Given exercise: Pull each line containing "xlabel" out of the data and copy it.

Figure data in JSON:

※ ※ ※

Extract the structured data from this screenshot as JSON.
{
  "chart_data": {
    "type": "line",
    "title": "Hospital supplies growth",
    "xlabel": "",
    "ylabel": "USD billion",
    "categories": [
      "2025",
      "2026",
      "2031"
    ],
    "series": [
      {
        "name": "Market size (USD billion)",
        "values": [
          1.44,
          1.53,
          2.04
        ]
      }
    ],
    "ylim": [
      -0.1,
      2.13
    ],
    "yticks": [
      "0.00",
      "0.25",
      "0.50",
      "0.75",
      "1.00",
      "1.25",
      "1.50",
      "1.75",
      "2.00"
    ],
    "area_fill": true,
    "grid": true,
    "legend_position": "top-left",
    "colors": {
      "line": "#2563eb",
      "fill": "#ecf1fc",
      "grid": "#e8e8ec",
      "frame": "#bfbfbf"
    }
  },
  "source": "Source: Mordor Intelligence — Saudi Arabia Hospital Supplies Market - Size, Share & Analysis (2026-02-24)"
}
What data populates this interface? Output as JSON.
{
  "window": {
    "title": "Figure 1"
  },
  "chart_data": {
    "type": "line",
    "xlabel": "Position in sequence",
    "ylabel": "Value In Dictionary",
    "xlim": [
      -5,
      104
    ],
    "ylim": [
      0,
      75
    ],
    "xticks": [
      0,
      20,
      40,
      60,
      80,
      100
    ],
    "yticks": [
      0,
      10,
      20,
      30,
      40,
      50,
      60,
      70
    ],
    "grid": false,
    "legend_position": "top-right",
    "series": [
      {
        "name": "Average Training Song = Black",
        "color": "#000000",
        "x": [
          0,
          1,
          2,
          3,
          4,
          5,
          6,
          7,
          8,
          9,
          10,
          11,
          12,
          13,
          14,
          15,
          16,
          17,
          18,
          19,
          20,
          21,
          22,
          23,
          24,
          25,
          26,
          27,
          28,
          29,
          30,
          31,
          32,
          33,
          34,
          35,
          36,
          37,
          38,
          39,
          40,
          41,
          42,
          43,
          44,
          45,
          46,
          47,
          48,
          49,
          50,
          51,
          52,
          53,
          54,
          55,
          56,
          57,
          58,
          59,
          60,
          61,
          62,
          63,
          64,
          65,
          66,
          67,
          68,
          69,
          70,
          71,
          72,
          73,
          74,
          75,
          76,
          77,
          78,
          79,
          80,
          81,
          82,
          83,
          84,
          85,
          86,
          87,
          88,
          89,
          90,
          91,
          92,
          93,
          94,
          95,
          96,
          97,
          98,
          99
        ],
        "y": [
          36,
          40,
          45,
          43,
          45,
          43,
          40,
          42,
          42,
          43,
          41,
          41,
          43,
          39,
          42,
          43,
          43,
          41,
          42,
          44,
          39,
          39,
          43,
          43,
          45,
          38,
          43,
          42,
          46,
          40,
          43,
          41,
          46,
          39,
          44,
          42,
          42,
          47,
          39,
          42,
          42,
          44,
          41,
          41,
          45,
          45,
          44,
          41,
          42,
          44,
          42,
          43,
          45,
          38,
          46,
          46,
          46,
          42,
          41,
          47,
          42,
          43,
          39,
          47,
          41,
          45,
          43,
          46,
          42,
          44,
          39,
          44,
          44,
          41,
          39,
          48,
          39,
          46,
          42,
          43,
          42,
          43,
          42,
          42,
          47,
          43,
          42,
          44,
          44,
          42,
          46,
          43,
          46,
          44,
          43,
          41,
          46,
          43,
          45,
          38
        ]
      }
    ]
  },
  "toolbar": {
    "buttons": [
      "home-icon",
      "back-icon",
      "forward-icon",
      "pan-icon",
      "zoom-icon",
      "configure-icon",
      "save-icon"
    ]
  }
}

※ ※ ※

Reply:
    "xlabel": "",
    "xlabel": "Position in sequence",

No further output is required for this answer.